> **WRITTEN EXERCISE**: Look through the data and write out every line with the word "title" in it.
# MATERIAL PROVIDED start
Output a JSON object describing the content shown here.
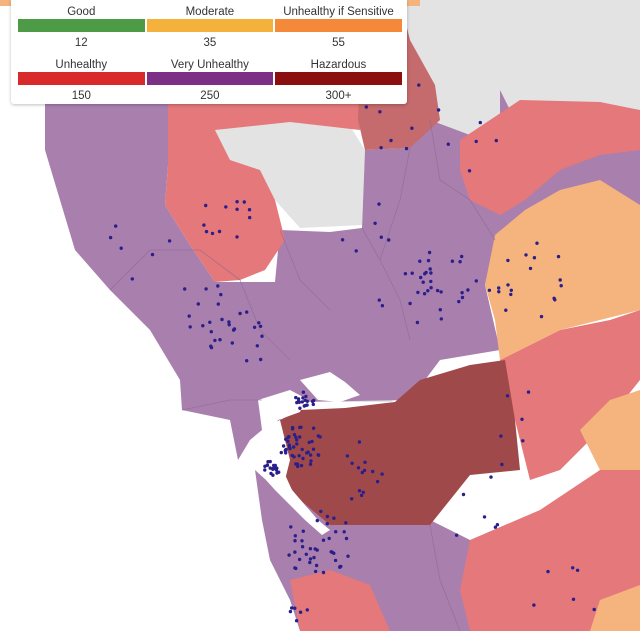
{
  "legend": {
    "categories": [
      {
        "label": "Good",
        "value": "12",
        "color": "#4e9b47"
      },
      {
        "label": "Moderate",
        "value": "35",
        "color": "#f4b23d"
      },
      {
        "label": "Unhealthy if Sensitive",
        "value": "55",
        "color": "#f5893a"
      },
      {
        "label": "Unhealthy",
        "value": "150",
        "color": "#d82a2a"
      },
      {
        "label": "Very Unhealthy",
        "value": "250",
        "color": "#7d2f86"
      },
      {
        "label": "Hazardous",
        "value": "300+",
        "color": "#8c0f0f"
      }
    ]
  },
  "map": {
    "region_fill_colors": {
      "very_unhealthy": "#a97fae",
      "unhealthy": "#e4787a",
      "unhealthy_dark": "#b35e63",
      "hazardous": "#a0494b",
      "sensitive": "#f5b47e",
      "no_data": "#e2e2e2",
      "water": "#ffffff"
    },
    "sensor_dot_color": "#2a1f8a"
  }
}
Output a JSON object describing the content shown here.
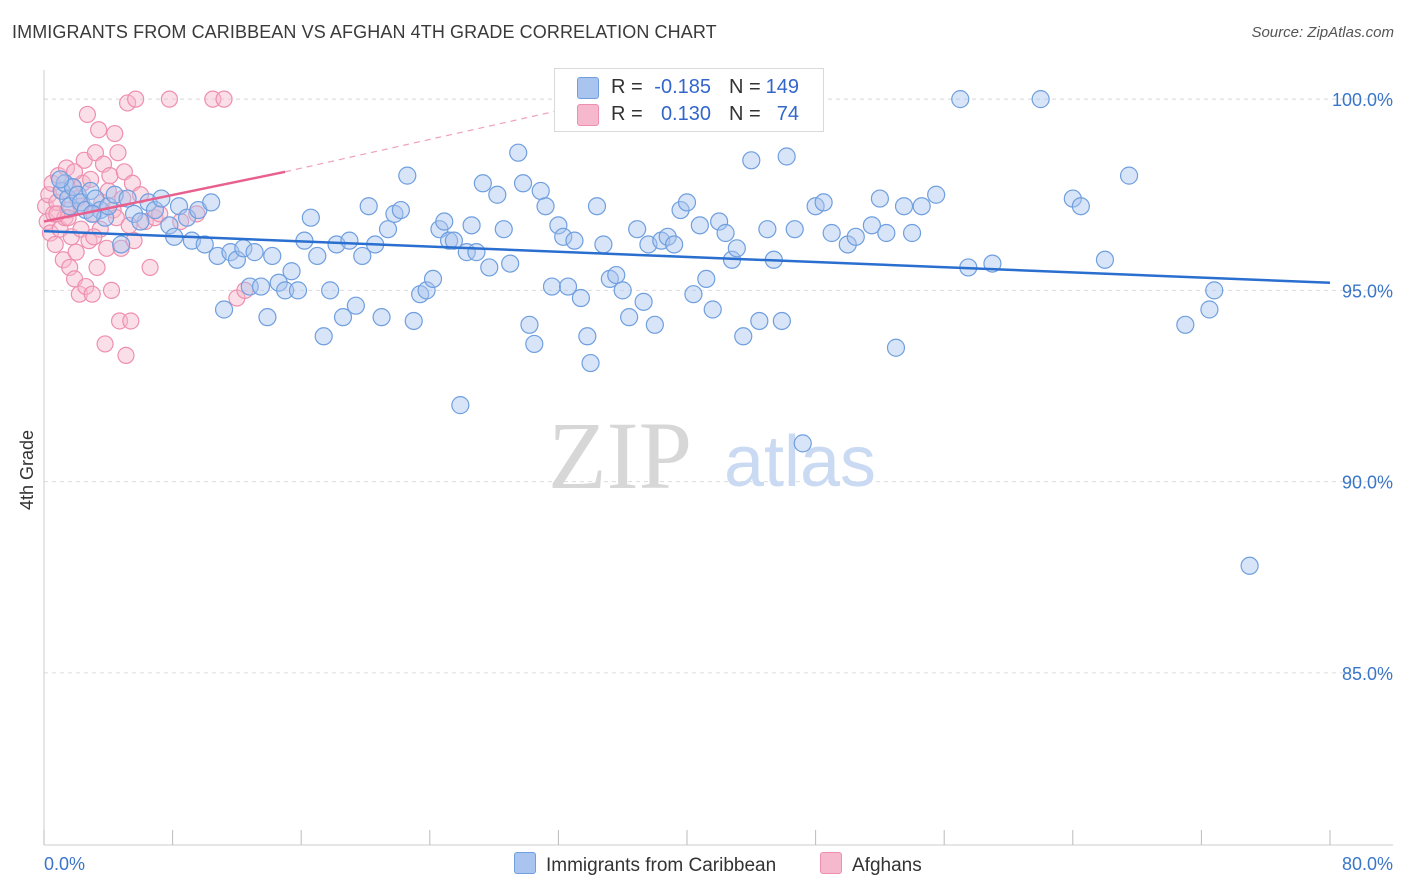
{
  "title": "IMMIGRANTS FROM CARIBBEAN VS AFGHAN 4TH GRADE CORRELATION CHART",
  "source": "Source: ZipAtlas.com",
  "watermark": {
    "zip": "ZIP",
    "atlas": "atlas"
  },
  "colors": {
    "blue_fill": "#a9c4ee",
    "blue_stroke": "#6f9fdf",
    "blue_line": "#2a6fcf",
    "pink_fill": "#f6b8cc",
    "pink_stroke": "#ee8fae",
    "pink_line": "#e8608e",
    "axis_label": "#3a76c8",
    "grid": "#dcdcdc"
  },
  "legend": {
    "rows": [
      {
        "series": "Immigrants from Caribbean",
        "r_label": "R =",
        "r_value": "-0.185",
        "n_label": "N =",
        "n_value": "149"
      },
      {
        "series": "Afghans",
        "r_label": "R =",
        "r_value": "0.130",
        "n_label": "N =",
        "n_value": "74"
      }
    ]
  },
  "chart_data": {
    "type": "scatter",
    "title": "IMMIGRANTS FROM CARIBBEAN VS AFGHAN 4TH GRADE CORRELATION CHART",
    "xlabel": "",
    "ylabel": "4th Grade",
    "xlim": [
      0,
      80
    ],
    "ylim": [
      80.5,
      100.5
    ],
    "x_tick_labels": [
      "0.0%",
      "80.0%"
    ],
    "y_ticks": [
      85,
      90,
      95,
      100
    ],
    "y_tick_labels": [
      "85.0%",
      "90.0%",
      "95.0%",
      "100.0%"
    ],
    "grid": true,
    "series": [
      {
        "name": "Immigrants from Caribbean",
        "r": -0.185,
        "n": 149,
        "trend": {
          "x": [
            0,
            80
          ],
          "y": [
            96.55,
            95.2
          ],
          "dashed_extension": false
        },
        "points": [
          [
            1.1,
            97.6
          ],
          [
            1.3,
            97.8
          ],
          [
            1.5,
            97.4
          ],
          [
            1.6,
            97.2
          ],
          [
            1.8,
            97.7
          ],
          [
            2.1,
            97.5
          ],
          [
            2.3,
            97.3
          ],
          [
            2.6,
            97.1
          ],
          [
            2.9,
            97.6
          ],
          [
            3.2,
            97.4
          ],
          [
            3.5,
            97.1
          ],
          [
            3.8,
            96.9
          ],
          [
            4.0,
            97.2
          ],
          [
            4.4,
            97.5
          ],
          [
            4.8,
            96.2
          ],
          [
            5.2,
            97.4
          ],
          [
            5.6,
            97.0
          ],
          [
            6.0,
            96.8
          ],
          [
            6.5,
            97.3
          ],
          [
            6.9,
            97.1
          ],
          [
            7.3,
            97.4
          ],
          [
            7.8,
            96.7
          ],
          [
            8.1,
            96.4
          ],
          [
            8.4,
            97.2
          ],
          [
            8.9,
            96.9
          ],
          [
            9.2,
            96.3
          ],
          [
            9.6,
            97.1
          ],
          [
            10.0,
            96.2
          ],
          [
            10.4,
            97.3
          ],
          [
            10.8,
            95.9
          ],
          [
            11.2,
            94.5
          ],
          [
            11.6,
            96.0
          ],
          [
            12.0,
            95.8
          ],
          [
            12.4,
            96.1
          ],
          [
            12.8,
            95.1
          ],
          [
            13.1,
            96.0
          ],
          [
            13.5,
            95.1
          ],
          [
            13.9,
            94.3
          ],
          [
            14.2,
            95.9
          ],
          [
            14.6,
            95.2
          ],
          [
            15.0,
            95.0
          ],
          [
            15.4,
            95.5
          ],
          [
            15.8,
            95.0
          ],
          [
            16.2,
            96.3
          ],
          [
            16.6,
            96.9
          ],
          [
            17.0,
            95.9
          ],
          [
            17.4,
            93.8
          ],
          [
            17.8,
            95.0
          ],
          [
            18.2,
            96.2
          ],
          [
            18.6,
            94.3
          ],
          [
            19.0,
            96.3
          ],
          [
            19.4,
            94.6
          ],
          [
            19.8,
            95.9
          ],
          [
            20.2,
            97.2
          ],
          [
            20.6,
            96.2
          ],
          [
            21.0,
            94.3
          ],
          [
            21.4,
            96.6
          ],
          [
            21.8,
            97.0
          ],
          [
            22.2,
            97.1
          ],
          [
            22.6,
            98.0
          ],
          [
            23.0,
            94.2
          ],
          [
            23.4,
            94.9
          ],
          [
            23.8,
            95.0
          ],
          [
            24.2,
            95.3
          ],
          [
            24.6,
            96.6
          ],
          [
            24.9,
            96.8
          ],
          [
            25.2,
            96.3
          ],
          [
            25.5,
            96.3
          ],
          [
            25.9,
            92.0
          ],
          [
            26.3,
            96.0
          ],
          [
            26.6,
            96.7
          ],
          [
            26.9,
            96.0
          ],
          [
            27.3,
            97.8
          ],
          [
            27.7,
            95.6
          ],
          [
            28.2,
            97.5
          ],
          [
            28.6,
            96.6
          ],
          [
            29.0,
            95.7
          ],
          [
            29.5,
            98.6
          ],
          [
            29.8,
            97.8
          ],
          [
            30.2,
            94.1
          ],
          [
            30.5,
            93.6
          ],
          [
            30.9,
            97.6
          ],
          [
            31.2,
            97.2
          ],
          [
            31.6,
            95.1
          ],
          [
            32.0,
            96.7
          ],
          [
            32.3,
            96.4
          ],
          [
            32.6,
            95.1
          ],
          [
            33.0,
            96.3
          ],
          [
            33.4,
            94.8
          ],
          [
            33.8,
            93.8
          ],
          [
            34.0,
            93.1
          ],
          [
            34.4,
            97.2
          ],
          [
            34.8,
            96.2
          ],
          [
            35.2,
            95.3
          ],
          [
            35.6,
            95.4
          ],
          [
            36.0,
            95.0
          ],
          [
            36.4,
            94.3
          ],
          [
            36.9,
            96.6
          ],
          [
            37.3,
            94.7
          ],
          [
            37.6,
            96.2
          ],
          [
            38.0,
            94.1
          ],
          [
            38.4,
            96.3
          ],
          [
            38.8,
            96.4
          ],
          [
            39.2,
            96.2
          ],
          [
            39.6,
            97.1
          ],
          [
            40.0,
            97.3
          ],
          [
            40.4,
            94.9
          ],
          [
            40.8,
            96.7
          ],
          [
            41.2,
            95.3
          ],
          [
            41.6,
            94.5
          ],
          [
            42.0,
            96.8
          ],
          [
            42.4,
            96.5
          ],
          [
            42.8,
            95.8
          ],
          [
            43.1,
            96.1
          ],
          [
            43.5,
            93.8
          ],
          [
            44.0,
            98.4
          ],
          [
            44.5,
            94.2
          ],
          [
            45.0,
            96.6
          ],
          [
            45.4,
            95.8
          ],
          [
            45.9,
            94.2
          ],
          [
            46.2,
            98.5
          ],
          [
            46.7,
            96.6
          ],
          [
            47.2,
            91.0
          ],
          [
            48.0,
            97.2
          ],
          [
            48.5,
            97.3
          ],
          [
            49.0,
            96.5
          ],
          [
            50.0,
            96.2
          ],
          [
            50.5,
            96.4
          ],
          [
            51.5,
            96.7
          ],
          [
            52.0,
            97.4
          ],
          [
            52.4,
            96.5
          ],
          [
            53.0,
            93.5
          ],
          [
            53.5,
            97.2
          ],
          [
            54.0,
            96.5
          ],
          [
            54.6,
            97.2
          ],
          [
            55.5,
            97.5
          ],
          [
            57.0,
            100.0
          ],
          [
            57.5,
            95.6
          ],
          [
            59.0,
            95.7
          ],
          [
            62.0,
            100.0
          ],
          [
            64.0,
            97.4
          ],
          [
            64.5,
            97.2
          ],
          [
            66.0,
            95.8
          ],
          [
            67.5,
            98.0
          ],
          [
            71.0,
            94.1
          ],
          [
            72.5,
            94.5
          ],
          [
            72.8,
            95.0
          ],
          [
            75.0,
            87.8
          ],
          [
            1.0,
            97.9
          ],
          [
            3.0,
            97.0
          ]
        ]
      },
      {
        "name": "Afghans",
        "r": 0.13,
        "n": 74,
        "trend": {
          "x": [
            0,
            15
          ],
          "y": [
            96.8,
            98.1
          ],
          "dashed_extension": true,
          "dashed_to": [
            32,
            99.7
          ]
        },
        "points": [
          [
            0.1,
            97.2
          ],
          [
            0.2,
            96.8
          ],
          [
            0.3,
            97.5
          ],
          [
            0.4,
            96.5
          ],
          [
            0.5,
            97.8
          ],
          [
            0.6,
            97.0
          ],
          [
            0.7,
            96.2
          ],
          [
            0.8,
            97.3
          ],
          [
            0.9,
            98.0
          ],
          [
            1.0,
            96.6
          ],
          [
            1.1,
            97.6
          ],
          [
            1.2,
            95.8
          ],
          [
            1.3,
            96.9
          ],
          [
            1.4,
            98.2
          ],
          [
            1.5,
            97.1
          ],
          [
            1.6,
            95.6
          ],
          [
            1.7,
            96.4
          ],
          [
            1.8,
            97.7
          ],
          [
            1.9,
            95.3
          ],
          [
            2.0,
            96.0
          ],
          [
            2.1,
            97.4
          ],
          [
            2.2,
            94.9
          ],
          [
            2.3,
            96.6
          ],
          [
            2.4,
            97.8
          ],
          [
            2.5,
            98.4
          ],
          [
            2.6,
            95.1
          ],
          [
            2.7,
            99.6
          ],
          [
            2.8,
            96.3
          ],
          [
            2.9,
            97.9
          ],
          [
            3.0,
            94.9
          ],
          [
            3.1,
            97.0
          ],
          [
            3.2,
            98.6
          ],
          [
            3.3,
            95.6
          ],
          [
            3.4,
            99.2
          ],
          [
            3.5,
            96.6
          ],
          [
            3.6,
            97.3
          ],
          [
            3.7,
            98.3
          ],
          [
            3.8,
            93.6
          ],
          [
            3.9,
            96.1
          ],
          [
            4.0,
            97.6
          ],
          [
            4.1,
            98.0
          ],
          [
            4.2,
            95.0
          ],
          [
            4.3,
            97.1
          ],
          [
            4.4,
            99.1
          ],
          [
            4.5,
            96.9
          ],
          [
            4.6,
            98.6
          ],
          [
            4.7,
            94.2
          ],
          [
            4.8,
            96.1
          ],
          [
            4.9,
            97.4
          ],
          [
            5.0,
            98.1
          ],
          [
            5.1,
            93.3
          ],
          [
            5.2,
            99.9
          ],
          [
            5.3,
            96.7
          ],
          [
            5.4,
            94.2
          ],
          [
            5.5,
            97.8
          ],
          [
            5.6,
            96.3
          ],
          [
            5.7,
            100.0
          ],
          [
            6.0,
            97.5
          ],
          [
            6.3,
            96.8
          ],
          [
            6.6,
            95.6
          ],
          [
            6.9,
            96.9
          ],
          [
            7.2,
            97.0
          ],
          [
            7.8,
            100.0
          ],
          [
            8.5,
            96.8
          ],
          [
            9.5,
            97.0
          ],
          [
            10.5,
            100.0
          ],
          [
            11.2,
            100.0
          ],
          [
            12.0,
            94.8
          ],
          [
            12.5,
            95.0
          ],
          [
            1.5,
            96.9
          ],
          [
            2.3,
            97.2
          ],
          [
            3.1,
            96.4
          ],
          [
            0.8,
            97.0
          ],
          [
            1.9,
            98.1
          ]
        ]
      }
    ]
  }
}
# MATERIAL PROVIDED end
> **COMPLETED EXERCISE**:
  "title": "IMMIGRANTS FROM CARIBBEAN VS AFGHAN 4TH GRADE CORRELATION CHART",
    "title": "IMMIGRANTS FROM CARIBBEAN VS AFGHAN 4TH GRADE CORRELATION CHART",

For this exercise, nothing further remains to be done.